» Directions for this task
Filter for the word "color" and keep each matching line.

[Figure dataset records]

· · · · ·

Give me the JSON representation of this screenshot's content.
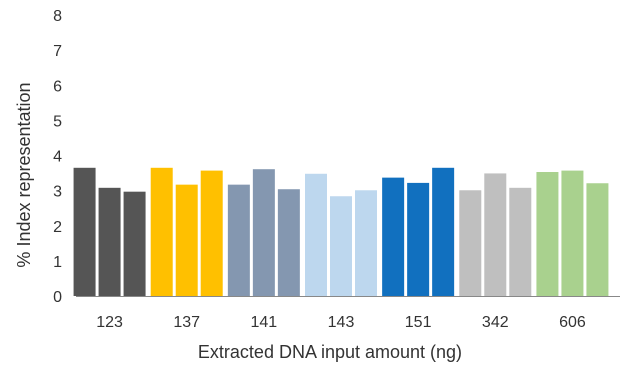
{
  "chart_data": {
    "type": "bar",
    "title": "",
    "xlabel": "Extracted DNA input amount (ng)",
    "ylabel": "% Index representation",
    "ylim": [
      0,
      8
    ],
    "yticks": [
      0,
      1,
      2,
      3,
      4,
      5,
      6,
      7,
      8
    ],
    "grid": false,
    "legend": "none",
    "groups": [
      {
        "category": "123",
        "color": "#555555",
        "values": [
          3.65,
          3.08,
          2.97
        ]
      },
      {
        "category": "137",
        "color": "#FFC000",
        "values": [
          3.65,
          3.17,
          3.57
        ]
      },
      {
        "category": "141",
        "color": "#8497B0",
        "values": [
          3.17,
          3.61,
          3.04
        ]
      },
      {
        "category": "143",
        "color": "#BDD7EE",
        "values": [
          3.48,
          2.84,
          3.01
        ]
      },
      {
        "category": "151",
        "color": "#1170BF",
        "values": [
          3.37,
          3.22,
          3.65
        ]
      },
      {
        "category": "342",
        "color": "#BFBFBF",
        "values": [
          3.01,
          3.49,
          3.08
        ]
      },
      {
        "category": "606",
        "color": "#A9D18E",
        "values": [
          3.53,
          3.57,
          3.21
        ]
      }
    ]
  }
}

· · · · ·

» Answer for the task
        "color": "#555555",
        "color": "#FFC000",
        "color": "#8497B0",
        "color": "#BDD7EE",
        "color": "#1170BF",
        "color": "#BFBFBF",
        "color": "#A9D18E",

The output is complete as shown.